**Job**
Of all the lines in the material below, how many include the string "Gienieczko"? Give the number only.

[Saved data entries]
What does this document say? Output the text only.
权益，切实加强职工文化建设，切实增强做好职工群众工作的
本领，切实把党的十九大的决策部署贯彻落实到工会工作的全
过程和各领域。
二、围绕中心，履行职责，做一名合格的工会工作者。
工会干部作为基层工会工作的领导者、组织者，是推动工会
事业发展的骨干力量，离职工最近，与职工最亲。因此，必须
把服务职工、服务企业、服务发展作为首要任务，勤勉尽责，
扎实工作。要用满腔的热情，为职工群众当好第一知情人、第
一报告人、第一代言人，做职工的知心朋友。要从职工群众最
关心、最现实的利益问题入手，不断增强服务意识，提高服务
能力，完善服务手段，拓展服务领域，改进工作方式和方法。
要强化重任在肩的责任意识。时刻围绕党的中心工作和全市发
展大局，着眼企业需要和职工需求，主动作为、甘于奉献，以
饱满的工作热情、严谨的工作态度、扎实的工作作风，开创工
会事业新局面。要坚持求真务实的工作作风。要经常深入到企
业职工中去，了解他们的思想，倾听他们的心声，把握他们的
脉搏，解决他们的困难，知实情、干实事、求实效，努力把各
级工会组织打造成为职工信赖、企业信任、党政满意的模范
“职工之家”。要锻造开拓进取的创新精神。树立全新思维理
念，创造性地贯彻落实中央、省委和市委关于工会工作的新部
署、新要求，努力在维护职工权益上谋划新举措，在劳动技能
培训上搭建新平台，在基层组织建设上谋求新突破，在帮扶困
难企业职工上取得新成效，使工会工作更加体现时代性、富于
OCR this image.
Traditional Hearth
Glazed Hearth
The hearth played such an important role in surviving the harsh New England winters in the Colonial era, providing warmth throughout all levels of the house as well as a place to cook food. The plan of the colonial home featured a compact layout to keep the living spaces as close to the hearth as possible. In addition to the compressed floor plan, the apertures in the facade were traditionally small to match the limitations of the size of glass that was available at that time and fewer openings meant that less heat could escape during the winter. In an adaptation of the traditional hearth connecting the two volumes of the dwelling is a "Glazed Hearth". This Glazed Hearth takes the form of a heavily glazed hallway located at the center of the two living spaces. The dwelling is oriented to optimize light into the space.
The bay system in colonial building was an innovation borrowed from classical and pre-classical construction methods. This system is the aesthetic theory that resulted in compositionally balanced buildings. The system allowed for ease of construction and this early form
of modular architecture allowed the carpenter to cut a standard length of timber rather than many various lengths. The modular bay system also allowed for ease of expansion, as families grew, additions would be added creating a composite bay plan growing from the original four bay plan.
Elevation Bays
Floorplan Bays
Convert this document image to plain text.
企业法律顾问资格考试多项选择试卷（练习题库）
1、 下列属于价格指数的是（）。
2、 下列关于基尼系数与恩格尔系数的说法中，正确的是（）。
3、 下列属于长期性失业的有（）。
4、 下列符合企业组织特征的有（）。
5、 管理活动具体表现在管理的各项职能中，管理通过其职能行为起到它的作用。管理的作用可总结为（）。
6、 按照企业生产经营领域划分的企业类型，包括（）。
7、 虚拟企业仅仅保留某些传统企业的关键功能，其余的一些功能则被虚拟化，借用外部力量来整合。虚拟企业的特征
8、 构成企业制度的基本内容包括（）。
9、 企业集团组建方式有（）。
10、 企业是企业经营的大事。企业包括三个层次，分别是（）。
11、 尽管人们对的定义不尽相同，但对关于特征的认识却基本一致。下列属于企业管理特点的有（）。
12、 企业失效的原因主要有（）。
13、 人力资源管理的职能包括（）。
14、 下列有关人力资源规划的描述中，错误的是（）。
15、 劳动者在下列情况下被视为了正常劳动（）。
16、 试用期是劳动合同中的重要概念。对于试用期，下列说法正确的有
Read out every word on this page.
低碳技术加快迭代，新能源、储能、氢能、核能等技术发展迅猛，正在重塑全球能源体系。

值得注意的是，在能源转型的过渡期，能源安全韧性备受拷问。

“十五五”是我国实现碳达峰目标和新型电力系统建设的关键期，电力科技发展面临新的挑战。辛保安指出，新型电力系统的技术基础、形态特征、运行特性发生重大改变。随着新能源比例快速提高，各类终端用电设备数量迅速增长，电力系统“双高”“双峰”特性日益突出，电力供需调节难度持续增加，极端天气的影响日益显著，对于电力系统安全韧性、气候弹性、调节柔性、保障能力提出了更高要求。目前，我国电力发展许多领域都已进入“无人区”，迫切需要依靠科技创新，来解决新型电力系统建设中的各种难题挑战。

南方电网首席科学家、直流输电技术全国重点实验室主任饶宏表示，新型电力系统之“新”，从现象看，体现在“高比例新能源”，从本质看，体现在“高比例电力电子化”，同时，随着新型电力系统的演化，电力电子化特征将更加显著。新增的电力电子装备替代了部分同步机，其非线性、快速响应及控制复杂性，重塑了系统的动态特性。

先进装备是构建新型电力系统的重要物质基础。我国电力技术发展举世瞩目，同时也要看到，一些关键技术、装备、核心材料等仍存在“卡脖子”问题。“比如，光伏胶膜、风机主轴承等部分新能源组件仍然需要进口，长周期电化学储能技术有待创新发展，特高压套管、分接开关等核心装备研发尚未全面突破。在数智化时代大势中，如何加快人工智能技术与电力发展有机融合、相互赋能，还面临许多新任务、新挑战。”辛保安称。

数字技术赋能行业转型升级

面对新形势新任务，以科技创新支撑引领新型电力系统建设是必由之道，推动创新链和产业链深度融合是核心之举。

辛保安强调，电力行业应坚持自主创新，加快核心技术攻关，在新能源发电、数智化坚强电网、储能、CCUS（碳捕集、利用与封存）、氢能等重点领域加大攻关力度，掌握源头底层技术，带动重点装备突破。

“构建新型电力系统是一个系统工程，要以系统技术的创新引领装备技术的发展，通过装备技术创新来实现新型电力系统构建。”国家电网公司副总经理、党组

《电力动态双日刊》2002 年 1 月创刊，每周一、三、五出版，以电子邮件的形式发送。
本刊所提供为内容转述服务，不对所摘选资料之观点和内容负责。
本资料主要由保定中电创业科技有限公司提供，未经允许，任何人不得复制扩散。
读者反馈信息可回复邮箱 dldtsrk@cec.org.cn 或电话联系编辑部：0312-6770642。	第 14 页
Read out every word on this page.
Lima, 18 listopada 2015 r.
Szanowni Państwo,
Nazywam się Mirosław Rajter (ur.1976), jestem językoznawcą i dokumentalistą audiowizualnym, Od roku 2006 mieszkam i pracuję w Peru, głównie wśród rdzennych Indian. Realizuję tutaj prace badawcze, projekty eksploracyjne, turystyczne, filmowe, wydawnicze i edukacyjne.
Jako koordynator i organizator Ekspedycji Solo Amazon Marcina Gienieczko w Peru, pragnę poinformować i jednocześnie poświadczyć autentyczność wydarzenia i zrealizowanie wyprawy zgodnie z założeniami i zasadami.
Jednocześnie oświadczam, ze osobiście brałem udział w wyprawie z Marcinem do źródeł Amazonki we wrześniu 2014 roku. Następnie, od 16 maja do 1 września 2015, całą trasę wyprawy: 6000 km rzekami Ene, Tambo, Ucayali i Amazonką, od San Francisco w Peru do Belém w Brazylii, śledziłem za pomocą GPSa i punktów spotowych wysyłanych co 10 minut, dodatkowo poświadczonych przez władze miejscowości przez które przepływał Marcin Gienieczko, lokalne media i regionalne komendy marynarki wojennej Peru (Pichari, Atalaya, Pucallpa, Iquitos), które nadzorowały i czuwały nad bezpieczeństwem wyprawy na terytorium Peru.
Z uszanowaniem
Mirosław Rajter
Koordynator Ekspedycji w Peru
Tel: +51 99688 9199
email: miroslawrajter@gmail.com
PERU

**Task result**
2